## Instructions to follow
Each record is to be printed again precisely as it reads.

## Provided records
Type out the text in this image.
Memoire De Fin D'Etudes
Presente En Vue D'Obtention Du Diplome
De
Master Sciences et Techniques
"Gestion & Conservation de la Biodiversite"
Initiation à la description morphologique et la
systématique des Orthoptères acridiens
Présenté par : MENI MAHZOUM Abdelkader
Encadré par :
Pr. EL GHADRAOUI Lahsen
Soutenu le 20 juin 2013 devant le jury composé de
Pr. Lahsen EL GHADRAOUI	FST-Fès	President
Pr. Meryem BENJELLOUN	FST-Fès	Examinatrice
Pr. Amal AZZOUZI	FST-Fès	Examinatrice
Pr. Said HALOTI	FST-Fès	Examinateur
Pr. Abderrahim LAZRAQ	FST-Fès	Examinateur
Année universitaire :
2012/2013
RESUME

## Solution to the problem
Type out the text in this image.
Memoire De Fin D'Etudes
Presente En Vue D'Obtention Du Diplome
De
Master Sciences et Techniques
"Gestion & Conservation de la Biodiversite"
Initiation à la description morphologique et la
systématique des Orthoptères acridiens
Présenté par : MENI MAHZOUM Abdelkader
Encadré par :
Pr. EL GHADRAOUI Lahsen
Soutenu le 20 juin 2013 devant le jury composé de
Pr. Lahsen EL GHADRAOUI	FST-Fès	President
Pr. Meryem BENJELLOUN	FST-Fès	Examinatrice
Pr. Amal AZZOUZI	FST-Fès	Examinatrice
Pr. Said HALOTI	FST-Fès	Examinateur
Pr. Abderrahim LAZRAQ	FST-Fès	Examinateur
Année universitaire :
2012/2013
RESUME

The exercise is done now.